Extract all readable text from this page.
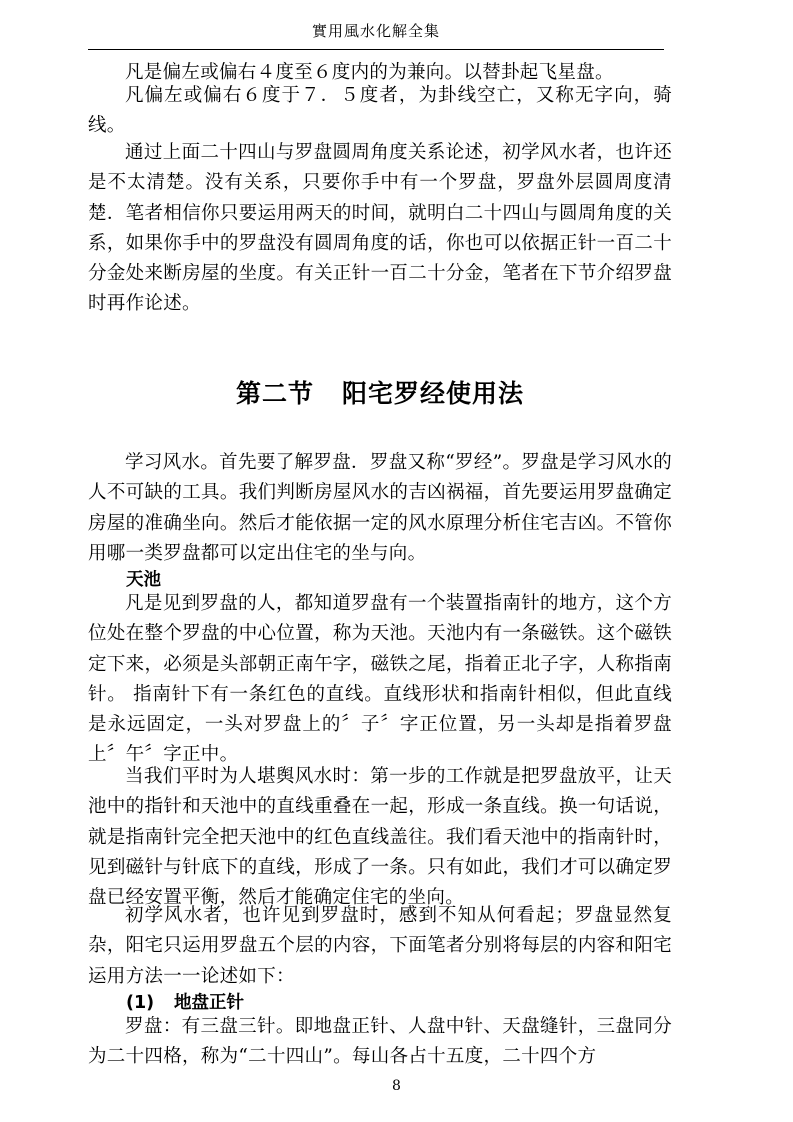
實用風水化解全集

凡是偏左或偏右４度至６度内的为兼向。以替卦起飞星盘。

凡偏左或偏右６度于７．５度者，为卦线空亡，又称无字向，骑线。

通过上面二十四山与罗盘圆周角度关系论述，初学风水者，也许还是不太清楚。没有关系，只要你手中有一个罗盘，罗盘外层圆周度清楚．笔者相信你只要运用两天的时间，就明白二十四山与圆周角度的关系，如果你手中的罗盘没有圆周角度的话，你也可以依据正针一百二十分金处来断房屋的坐度。有关正针一百二十分金，笔者在下节介绍罗盘时再作论述。

第二节 阳宅罗经使用法

学习风水。首先要了解罗盘．罗盘又称“罗经”。罗盘是学习风水的人不可缺的工具。我们判断房屋风水的吉凶祸福，首先要运用罗盘确定房屋的准确坐向。然后才能依据一定的风水原理分析住宅吉凶。不管你用哪一类罗盘都可以定出住宅的坐与向。

天池

凡是见到罗盘的人，都知道罗盘有一个装置指南针的地方，这个方位处在整个罗盘的中心位置，称为天池。天池内有一条磁铁。这个磁铁定下来，必须是头部朝正南午字，磁铁之尾，指着正北子字，人称指南针。 指南针下有一条红色的直线。直线形状和指南针相似，但此直线是永远固定，一头对罗盘上的〞子〞字正位置，另一头却是指着罗盘上〞午〞字正中。

当我们平时为人堪舆风水时：第一步的工作就是把罗盘放平，让天池中的指针和天池中的直线重叠在一起，形成一条直线。换一句话说，就是指南针完全把天池中的红色直线盖往。我们看天池中的指南针时，见到磁针与针底下的直线，形成了一条。只有如此，我们才可以确定罗盘已经安置平衡，然后才能确定住宅的坐向。

初学风水者，也许见到罗盘时，感到不知从何看起；罗盘显然复杂，阳宅只运用罗盘五个层的内容，下面笔者分别将每层的内容和阳宅运用方法一一论述如下：

(1) 地盘正针

罗盘：有三盘三针。即地盘正针、人盘中针、天盘缝针，三盘同分为二十四格，称为“二十四山”。每山各占十五度，二十四个方

8
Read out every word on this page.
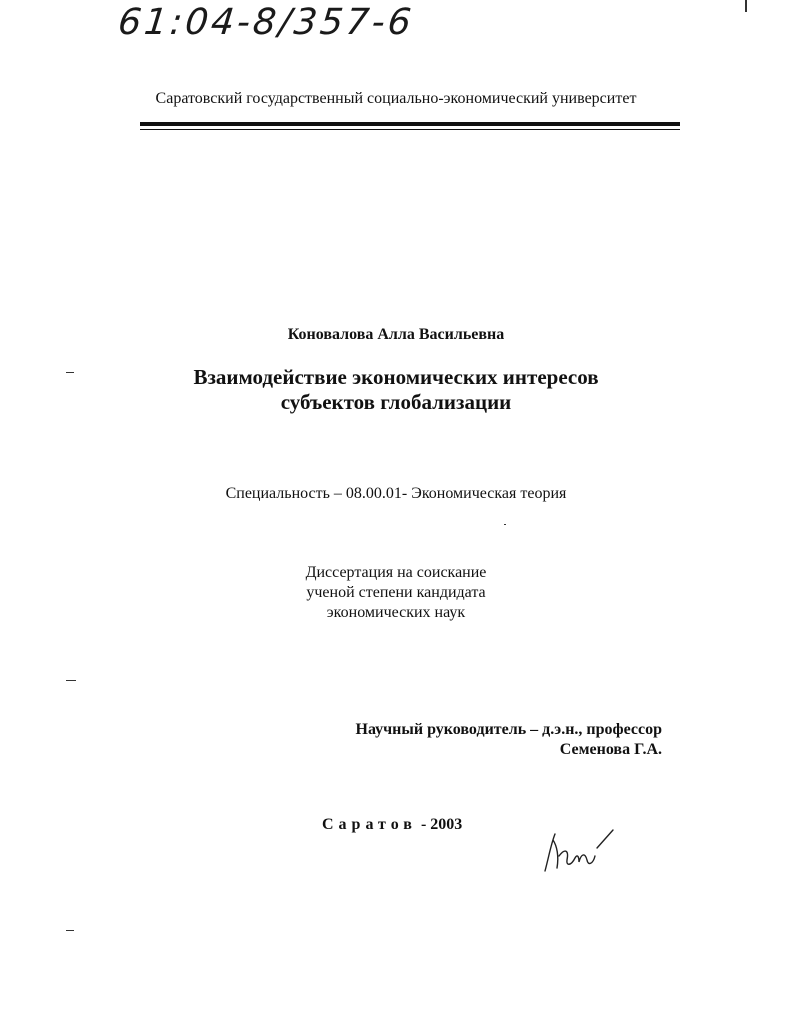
61:04-8/357-6
Саратовский государственный социально-экономический университет
Коновалова Алла Васильевна
Взаимодействие экономических интересов
субъектов глобализации
Специальность – 08.00.01- Экономическая теория
Диссертация на соискание
ученой степени кандидата
экономических наук
Научный руководитель – д.э.н., профессор
Семенова Г.А.
Саратов - 2003
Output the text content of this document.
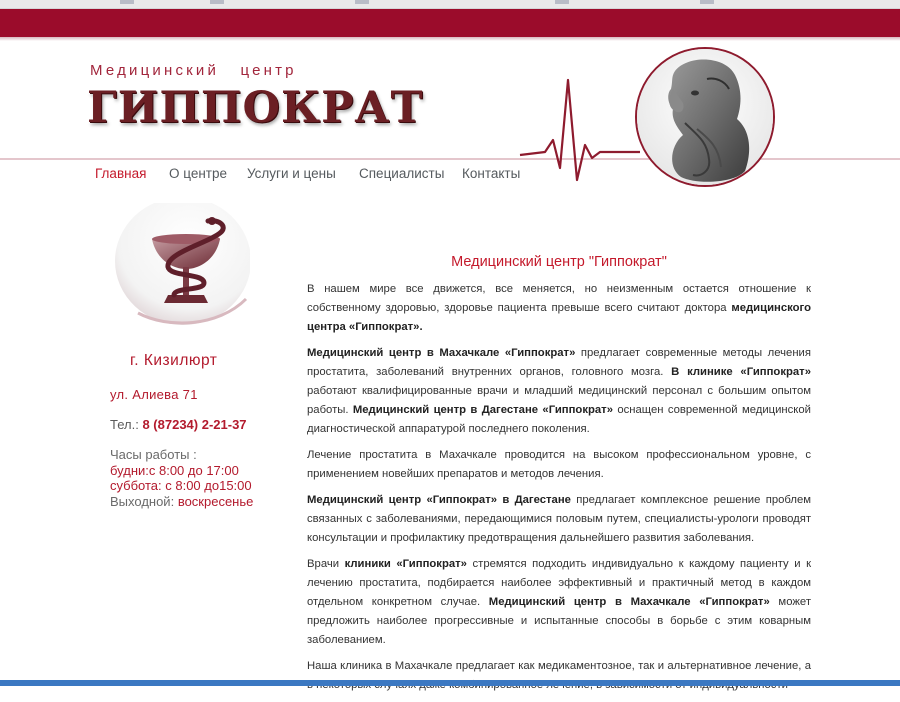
Медицинский центр
ГИППОКРАТ
Главная О центре Услуги и цены Специалисты Контакты
г. Кизилюрт
ул. Алиева 71
Тел.: 8 (87234) 2-21-37
Часы работы :
будни:с 8:00 до 17:00
суббота: с 8:00 до15:00
Выходной: воскресенье
Медицинский центр "Гиппократ"

В нашем мире все движется, все меняется, но неизменным остается отношение к собственному здоровью, здоровье пациента превыше всего считают доктора медицинского центра «Гиппократ».

Медицинский центр в Махачкале «Гиппократ» предлагает современные методы лечения простатита, заболеваний внутренних органов, головного мозга. В клинике «Гиппократ» работают квалифицированные врачи и младший медицинский персонал с большим опытом работы. Медицинский центр в Дагестане «Гиппократ» оснащен современной медицинской диагностической аппаратурой последнего поколения.

Лечение простатита в Махачкале проводится на высоком профессиональном уровне, с применением новейших препаратов и методов лечения.

Медицинский центр «Гиппократ» в Дагестане предлагает комплексное решение проблем связанных с заболеваниями, передающимися половым путем, специалисты-урологи проводят консультации и профилактику предотвращения дальнейшего развития заболевания.

Врачи клиники «Гиппократ» стремятся подходить индивидуально к каждому пациенту и к лечению простатита, подбирается наиболее эффективный и практичный метод в каждом отдельном конкретном случае. Медицинский центр в Махачкале «Гиппократ» может предложить наиболее прогрессивные и испытанные способы в борьбе с этим коварным заболеванием.

Наша клиника в Махачкале предлагает как медикаментозное, так и альтернативное лечение, а
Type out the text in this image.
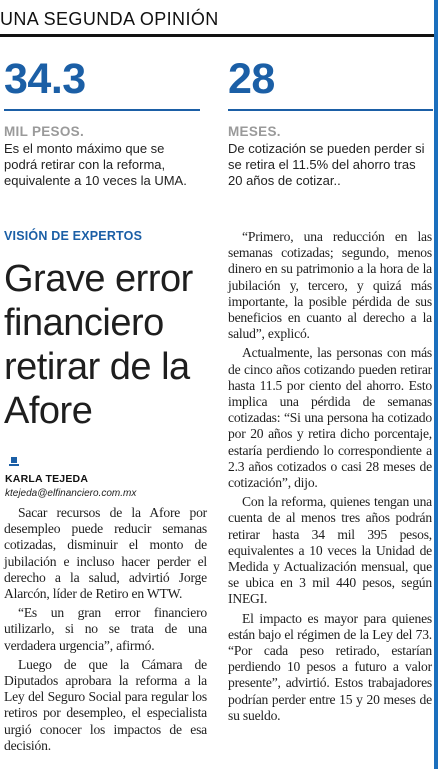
UNA SEGUNDA OPINIÓN
34.3
MIL PESOS.
Es el monto máximo que se podrá retirar con la reforma, equivalente a 10 veces la UMA.
28
MESES.
De cotización se pueden perder si se retira el 11.5% del ahorro tras 20 años de cotizar..
VISIÓN DE EXPERTOS
Grave error financiero retirar de la Afore
KARLA TEJEDA
ktejeda@elfinanciero.com.mx

Sacar recursos de la Afore por desempleo puede reducir semanas cotizadas, disminuir el monto de jubilación e incluso hacer perder el derecho a la salud, advirtió Jorge Alarcón, líder de Retiro en WTW.

“Es un gran error financiero utilizarlo, si no se trata de una verdadera urgencia”, afirmó.

Luego de que la Cámara de Diputados aprobara la reforma a la Ley del Seguro Social para regular los retiros por desempleo, el especialista urgió conocer los impactos de esa decisión.

“Primero, una reducción en las semanas cotizadas; segundo, menos dinero en su patrimonio a la hora de la jubilación y, tercero, y quizá más importante, la posible pérdida de sus beneficios en cuanto al derecho a la salud”, explicó.

Actualmente, las personas con más de cinco años cotizando pueden retirar hasta 11.5 por ciento del ahorro. Esto implica una pérdida de semanas cotizadas: “Si una persona ha cotizado por 20 años y retira dicho porcentaje, estaría perdiendo lo correspondiente a 2.3 años cotizados o casi 28 meses de cotización”, dijo.

Con la reforma, quienes tengan una cuenta de al menos tres años podrán retirar hasta 34 mil 395 pesos, equivalentes a 10 veces la Unidad de Medida y Actualización mensual, que se ubica en 3 mil 440 pesos, según INEGI.

El impacto es mayor para quienes están bajo el régimen de la Ley del 73. “Por cada peso retirado, estarían perdiendo 10 pesos a futuro a valor presente”, advirtió. Estos trabajadores podrían perder entre 15 y 20 meses de su sueldo.
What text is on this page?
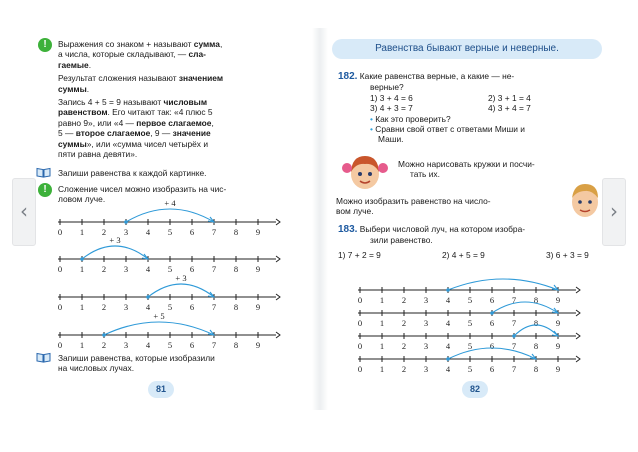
‹	›
!	Выражения со знаком + называют сумма,
а числа, которые складывают, — сла-
гаемые.
Результат сложения называют значением
суммы.
Запись 4 + 5 = 9 называют числовым
равенством. Его читают так: «4 плюс 5
равно 9», или «4 — первое слагаемое,
5 — второе слагаемое, 9 — значение
суммы», или «сумма чисел четырёх и
пяти равна девяти».
Запиши равенства к каждой картинке.
!	Сложение чисел можно изобразить на чис-
ловом луче.
0 1 2 3 4 5 6 7 8 9
+ 4
0 1 2 3 4 5 6 7 8 9
+ 3
0 1 2 3 4 5 6 7 8 9
+ 3
0 1 2 3 4 5 6 7 8 9
+ 5
Запиши равенства, которые изобразили
на числовых лучах.
81
Равенства бывают верные и неверные.
182. Какие равенства верные, а какие — не-
верные?
1) 3 + 4 = 6	2) 3 + 1 = 4
3) 4 + 3 = 7	4) 3 + 4 = 7
• Как это проверить?
• Сравни свой ответ с ответами Миши и
Маши.
Можно нарисовать кружки и посчи-
тать их.
Можно изобразить равенство на число-
вом луче.
183. Выбери числовой луч, на котором изобра-
зили равенство.
1) 7 + 2 = 9	2) 4 + 5 = 9	3) 6 + 3 = 9
0 1 2 3 4 5 6 7 8 9
0 1 2 3 4 5 6 7 8 9
0 1 2 3 4 5 6 7 8 9
0 1 2 3 4 5 6 7 8 9
82
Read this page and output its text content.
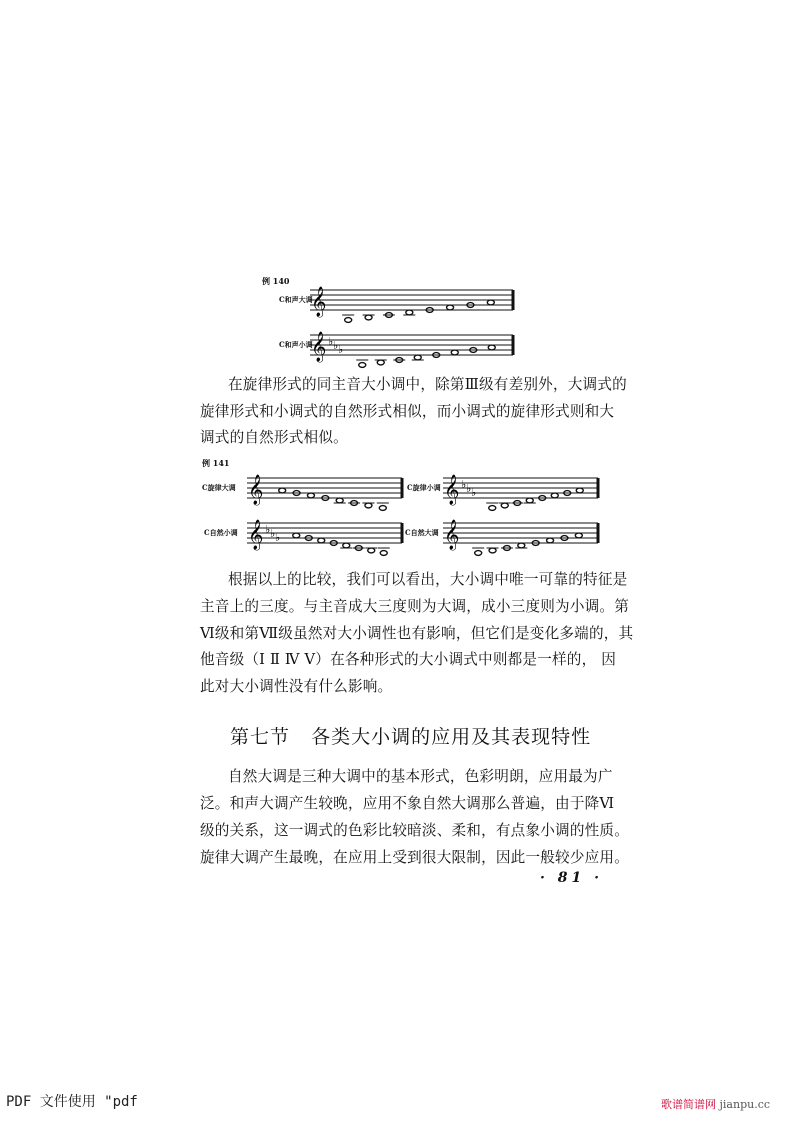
𝄞
𝄞 ♭ ♭ ♭
𝄞	𝄞 ♭ ♭ ♭
𝄞 ♭ ♭ ♭	𝄞
例 140
C和声大调
C和声小调
在旋律形式的同主音大小调中，除第Ⅲ级有差别外，大调式的
旋律形式和小调式的自然形式相似，而小调式的旋律形式则和大
调式的自然形式相似。
例 141
C旋律大调	C旋律小调
C自然小调	C自然大调
根据以上的比较，我们可以看出，大小调中唯一可靠的特征是
主音上的三度。与主音成大三度则为大调，成小三度则为小调。第
Ⅵ级和第Ⅶ级虽然对大小调性也有影响，但它们是变化多端的，其
他音级（Ⅰ Ⅱ Ⅳ Ⅴ）在各种形式的大小调式中则都是一样的， 因
此对大小调性没有什么影响。
第七节   各类大小调的应用及其表现特性
自然大调是三种大调中的基本形式，色彩明朗，应用最为广
泛。和声大调产生较晚，应用不象自然大调那么普遍，由于降Ⅵ
级的关系，这一调式的色彩比较暗淡、柔和，有点象小调的性质。
旋律大调产生最晚，在应用上受到很大限制，因此一般较少应用。
· 81 ·
PDF 文件使用 "pdf	歌谱简谱网 jianpu.cc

________________________________________

▶ **Given task**
For the data above, state how many lines contain "veces"; the number is the whole answer.

▶ **In response**
2